Directions for this task: Every line that includes the word "symbol" is to be listed.

>> Start Dataset content

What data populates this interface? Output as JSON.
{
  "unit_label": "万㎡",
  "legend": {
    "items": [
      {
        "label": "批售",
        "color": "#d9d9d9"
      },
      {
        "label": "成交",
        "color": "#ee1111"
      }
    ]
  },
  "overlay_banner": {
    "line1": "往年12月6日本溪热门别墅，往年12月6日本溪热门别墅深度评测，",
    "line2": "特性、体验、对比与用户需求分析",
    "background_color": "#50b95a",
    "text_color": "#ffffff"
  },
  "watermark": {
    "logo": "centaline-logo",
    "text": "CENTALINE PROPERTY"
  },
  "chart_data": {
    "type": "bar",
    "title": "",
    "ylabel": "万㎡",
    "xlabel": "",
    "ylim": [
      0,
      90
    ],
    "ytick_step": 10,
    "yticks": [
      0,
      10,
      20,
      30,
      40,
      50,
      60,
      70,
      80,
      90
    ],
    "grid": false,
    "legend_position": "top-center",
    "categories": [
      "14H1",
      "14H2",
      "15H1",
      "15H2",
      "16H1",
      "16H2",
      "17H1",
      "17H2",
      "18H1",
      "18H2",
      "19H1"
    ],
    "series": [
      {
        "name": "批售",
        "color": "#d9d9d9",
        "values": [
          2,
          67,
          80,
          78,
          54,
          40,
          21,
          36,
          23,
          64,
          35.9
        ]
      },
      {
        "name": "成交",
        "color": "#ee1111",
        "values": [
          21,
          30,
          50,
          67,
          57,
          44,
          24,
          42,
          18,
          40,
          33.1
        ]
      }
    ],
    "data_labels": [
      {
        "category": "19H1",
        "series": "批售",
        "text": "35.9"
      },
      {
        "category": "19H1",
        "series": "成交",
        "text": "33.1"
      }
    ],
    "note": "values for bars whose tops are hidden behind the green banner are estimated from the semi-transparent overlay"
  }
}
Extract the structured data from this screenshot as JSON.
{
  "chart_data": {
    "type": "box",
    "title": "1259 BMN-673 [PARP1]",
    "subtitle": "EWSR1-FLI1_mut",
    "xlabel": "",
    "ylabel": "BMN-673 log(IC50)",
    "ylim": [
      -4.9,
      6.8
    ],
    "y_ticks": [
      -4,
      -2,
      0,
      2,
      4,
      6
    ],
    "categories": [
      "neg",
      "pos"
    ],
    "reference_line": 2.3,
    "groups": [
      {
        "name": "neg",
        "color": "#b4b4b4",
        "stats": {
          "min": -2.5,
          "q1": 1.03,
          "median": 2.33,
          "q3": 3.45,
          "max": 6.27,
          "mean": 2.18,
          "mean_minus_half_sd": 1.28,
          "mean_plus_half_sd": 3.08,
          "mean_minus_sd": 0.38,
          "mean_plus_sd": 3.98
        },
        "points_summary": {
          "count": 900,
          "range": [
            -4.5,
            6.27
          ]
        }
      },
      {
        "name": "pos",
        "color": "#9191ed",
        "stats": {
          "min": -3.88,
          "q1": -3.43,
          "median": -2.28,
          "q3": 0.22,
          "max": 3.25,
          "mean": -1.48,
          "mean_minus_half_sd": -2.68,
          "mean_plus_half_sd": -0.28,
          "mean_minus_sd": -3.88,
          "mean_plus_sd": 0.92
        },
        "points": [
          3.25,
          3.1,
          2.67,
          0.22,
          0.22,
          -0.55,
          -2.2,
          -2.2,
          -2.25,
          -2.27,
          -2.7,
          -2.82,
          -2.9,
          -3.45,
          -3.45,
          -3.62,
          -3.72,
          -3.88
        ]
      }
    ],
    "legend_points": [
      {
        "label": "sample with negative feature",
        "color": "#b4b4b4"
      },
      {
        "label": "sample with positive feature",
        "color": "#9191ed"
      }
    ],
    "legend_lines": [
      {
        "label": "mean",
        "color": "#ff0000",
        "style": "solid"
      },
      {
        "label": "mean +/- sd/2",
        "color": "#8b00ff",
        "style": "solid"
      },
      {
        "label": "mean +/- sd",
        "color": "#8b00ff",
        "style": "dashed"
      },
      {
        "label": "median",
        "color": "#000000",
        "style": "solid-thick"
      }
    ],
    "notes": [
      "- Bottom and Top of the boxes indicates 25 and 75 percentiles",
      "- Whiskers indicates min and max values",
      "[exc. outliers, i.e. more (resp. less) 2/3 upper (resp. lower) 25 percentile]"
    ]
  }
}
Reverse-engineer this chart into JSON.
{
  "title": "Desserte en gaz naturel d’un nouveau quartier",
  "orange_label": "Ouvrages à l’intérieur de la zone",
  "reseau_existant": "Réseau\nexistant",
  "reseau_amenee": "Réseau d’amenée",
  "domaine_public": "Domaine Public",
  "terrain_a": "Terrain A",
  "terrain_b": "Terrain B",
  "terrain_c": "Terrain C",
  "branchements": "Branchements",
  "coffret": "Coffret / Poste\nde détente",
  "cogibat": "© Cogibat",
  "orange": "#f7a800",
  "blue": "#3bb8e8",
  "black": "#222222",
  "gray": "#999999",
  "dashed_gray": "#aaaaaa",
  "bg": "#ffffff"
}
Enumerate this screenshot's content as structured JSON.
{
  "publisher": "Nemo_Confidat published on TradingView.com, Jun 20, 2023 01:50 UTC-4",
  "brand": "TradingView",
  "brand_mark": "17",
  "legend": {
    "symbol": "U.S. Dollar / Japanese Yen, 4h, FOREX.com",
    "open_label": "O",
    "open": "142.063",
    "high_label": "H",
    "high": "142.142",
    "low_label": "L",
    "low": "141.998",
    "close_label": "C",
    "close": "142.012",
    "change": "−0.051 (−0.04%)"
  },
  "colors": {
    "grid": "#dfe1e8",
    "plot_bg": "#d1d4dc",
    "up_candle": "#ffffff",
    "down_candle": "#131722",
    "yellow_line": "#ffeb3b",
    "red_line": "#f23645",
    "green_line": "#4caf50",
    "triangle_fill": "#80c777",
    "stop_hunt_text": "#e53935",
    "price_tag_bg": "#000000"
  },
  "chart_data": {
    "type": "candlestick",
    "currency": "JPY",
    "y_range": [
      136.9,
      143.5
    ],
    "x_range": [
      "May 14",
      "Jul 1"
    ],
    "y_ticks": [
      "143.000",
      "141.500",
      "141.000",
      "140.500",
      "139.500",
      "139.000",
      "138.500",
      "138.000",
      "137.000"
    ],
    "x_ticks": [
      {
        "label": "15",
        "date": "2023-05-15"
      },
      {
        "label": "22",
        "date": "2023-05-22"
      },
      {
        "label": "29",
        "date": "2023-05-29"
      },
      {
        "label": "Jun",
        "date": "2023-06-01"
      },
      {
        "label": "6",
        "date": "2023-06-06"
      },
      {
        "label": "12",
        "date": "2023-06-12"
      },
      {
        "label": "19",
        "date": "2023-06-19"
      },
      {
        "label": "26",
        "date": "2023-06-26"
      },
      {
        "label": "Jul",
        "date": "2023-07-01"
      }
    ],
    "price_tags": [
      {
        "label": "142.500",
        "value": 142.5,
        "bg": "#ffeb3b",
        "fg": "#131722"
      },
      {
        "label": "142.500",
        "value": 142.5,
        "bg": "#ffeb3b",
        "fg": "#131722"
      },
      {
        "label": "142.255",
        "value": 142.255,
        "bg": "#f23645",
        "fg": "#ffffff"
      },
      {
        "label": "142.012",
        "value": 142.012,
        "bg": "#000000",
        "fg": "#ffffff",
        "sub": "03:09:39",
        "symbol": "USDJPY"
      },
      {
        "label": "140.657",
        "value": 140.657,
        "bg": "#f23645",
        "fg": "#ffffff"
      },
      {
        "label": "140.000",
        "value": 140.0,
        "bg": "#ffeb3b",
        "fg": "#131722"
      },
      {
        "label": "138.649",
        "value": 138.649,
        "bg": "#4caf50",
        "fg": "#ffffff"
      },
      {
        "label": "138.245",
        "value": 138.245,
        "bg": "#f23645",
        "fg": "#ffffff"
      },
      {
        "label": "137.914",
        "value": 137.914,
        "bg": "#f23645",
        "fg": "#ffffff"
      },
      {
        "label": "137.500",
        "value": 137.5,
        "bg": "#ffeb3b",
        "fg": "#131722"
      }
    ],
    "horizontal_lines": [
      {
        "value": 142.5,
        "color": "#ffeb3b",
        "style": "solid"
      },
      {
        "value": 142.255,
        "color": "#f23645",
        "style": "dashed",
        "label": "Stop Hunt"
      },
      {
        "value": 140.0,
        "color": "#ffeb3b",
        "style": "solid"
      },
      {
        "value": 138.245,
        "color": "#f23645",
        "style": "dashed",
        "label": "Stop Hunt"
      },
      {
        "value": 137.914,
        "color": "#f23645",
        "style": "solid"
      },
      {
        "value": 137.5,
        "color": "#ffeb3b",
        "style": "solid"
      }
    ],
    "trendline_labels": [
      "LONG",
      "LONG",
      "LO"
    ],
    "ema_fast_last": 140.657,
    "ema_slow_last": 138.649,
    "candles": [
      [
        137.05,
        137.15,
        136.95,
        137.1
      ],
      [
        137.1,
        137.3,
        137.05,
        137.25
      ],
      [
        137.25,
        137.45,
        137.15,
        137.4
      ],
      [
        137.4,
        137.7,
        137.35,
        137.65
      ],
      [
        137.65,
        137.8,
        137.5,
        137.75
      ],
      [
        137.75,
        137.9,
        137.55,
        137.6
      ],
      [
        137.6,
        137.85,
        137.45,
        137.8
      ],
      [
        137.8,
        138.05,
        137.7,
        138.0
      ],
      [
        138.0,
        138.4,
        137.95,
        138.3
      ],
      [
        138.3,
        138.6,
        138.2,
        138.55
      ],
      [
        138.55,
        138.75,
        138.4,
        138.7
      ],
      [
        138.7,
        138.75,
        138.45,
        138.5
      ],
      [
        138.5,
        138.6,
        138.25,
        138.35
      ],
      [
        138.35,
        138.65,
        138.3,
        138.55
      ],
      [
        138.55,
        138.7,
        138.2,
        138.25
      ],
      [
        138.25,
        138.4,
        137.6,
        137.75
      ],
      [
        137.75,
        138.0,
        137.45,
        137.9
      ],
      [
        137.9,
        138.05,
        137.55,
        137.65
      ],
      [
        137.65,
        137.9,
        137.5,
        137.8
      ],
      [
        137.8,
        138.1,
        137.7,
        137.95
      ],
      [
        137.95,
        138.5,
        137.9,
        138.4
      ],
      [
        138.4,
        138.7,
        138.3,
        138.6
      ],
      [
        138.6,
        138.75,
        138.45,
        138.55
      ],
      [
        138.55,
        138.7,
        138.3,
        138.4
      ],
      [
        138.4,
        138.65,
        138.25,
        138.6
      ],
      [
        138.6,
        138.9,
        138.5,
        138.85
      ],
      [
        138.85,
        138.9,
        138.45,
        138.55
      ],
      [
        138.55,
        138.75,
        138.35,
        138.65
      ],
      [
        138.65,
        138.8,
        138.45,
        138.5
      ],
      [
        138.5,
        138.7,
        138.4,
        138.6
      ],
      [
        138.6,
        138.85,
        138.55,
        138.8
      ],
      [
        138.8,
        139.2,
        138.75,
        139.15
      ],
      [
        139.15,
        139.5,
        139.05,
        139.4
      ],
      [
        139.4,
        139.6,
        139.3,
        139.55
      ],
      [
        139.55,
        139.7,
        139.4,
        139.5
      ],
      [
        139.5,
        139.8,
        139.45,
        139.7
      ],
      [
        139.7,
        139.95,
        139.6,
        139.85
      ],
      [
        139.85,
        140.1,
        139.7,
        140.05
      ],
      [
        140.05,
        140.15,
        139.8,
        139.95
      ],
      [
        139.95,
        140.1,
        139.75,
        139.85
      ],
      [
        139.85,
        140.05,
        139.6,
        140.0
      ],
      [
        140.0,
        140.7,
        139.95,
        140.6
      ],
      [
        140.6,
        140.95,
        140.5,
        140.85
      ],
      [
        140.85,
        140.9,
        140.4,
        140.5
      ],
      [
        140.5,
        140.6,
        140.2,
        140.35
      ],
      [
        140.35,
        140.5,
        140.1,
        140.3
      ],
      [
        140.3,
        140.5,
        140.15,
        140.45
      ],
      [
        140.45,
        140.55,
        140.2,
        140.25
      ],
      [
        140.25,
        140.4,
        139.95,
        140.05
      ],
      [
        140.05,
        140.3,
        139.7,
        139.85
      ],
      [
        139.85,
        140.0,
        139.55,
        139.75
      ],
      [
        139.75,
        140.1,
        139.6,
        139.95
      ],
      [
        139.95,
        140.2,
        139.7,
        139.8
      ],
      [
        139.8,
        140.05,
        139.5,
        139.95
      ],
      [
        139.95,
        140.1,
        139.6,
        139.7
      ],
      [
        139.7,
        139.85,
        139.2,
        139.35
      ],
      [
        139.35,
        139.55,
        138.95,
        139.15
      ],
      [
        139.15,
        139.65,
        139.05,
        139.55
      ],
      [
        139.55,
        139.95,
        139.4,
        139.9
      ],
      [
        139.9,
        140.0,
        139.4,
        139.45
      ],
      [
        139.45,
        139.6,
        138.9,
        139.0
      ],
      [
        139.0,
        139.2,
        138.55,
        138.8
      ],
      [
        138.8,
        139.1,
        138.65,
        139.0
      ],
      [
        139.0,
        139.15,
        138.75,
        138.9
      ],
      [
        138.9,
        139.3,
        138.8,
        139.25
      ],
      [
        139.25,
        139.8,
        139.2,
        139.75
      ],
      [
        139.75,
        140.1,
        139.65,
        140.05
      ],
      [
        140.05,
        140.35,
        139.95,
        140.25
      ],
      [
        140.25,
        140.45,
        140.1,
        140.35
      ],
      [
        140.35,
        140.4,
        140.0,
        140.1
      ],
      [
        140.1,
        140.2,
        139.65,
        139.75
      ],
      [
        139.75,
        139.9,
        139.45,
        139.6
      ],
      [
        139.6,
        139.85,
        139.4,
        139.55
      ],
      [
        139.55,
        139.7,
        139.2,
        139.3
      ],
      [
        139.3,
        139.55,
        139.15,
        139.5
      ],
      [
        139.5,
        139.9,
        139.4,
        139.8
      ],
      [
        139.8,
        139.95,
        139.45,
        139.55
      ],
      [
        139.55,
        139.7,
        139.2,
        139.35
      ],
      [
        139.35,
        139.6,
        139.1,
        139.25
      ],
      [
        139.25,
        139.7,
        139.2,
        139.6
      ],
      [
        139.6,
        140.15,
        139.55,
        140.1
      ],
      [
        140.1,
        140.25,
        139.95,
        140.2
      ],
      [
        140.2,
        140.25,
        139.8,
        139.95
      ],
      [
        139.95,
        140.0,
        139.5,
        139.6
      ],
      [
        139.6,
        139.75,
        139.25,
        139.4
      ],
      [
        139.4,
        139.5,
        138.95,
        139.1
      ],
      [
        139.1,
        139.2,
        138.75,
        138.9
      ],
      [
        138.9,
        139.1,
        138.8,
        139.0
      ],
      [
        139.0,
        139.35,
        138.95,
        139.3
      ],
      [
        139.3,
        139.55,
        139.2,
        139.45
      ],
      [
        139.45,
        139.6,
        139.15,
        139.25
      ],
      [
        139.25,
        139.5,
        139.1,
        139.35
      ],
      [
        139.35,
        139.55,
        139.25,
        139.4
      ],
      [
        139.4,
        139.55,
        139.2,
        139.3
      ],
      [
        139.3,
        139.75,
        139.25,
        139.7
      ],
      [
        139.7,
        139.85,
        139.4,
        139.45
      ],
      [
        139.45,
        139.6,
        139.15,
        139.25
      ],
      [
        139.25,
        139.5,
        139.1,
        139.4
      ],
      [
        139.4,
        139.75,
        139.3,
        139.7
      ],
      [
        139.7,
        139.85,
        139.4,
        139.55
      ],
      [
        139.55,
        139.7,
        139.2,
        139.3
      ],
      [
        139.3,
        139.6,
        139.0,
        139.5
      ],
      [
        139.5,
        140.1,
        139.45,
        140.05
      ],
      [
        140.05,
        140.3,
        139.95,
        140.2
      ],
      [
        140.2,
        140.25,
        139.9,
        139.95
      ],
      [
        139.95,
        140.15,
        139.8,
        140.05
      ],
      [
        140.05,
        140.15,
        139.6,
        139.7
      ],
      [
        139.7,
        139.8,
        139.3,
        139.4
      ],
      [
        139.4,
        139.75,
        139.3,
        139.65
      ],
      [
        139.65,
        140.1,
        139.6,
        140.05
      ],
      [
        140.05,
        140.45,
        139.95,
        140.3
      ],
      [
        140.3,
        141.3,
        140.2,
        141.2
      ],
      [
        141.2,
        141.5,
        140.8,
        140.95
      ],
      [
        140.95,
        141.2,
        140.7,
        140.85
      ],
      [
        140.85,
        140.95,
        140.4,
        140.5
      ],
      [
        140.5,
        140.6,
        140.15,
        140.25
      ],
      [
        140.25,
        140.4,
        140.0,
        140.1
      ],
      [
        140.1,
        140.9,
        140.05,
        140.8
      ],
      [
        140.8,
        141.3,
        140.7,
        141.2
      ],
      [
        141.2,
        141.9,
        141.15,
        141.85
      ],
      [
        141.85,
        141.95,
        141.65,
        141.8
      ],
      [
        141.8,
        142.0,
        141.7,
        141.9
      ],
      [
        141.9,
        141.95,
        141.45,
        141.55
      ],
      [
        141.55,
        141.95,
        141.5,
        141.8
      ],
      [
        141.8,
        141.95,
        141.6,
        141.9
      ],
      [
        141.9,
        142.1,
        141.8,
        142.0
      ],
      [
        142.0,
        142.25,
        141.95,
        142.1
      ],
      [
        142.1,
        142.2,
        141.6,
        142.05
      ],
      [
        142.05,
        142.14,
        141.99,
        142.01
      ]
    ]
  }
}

>> End Dataset content

Complete response:
    "symbol": "U.S. Dollar / Japanese Yen, 4h, FOREX.com",
        "symbol": "USDJPY"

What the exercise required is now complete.